**WHAT YOU NEED TO DO:**
Beginning with the line containing "Convert this document image to plain text." and ending with the last line of the records, set down every line exactly.

# INPUT FOR THIS TASK start

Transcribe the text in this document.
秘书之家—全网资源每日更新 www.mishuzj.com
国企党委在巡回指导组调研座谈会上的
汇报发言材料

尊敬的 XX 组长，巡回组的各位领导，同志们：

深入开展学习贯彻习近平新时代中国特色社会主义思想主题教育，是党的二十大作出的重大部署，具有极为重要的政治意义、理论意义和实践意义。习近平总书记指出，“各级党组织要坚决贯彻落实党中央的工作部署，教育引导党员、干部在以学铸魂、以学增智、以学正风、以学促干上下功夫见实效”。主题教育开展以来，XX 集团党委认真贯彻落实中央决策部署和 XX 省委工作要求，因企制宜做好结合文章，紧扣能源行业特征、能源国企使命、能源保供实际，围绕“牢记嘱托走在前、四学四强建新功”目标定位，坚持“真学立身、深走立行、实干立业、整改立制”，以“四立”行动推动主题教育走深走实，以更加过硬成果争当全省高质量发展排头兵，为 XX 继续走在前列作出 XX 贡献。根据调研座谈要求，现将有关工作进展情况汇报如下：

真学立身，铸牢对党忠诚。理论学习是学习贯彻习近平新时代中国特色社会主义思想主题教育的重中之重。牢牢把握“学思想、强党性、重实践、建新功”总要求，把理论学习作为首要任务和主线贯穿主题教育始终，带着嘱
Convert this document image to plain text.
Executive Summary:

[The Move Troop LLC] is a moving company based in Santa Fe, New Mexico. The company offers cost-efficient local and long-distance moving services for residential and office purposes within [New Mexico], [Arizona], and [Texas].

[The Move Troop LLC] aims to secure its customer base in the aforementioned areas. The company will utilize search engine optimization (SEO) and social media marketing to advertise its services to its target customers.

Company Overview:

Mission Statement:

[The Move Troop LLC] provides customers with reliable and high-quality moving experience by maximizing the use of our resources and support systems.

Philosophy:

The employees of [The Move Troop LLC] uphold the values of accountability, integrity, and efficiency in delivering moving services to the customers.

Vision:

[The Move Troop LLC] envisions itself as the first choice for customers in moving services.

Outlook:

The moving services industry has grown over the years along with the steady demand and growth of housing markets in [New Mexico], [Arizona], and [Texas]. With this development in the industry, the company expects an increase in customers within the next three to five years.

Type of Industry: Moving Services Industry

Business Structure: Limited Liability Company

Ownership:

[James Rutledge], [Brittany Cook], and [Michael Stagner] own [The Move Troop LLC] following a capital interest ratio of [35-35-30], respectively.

# INPUT FOR THIS TASK end

**RESULT BELOW:**
Convert this document image to plain text.
Executive Summary:

[The Move Troop LLC] is a moving company based in Santa Fe, New Mexico. The company offers cost-efficient local and long-distance moving services for residential and office purposes within [New Mexico], [Arizona], and [Texas].

[The Move Troop LLC] aims to secure its customer base in the aforementioned areas. The company will utilize search engine optimization (SEO) and social media marketing to advertise its services to its target customers.

Company Overview:

Mission Statement:

[The Move Troop LLC] provides customers with reliable and high-quality moving experience by maximizing the use of our resources and support systems.

Philosophy:

The employees of [The Move Troop LLC] uphold the values of accountability, integrity, and efficiency in delivering moving services to the customers.

Vision:

[The Move Troop LLC] envisions itself as the first choice for customers in moving services.

Outlook:

The moving services industry has grown over the years along with the steady demand and growth of housing markets in [New Mexico], [Arizona], and [Texas]. With this development in the industry, the company expects an increase in customers within the next three to five years.

Type of Industry: Moving Services Industry

Business Structure: Limited Liability Company

Ownership:

[James Rutledge], [Brittany Cook], and [Michael Stagner] own [The Move Troop LLC] following a capital interest ratio of [35-35-30], respectively.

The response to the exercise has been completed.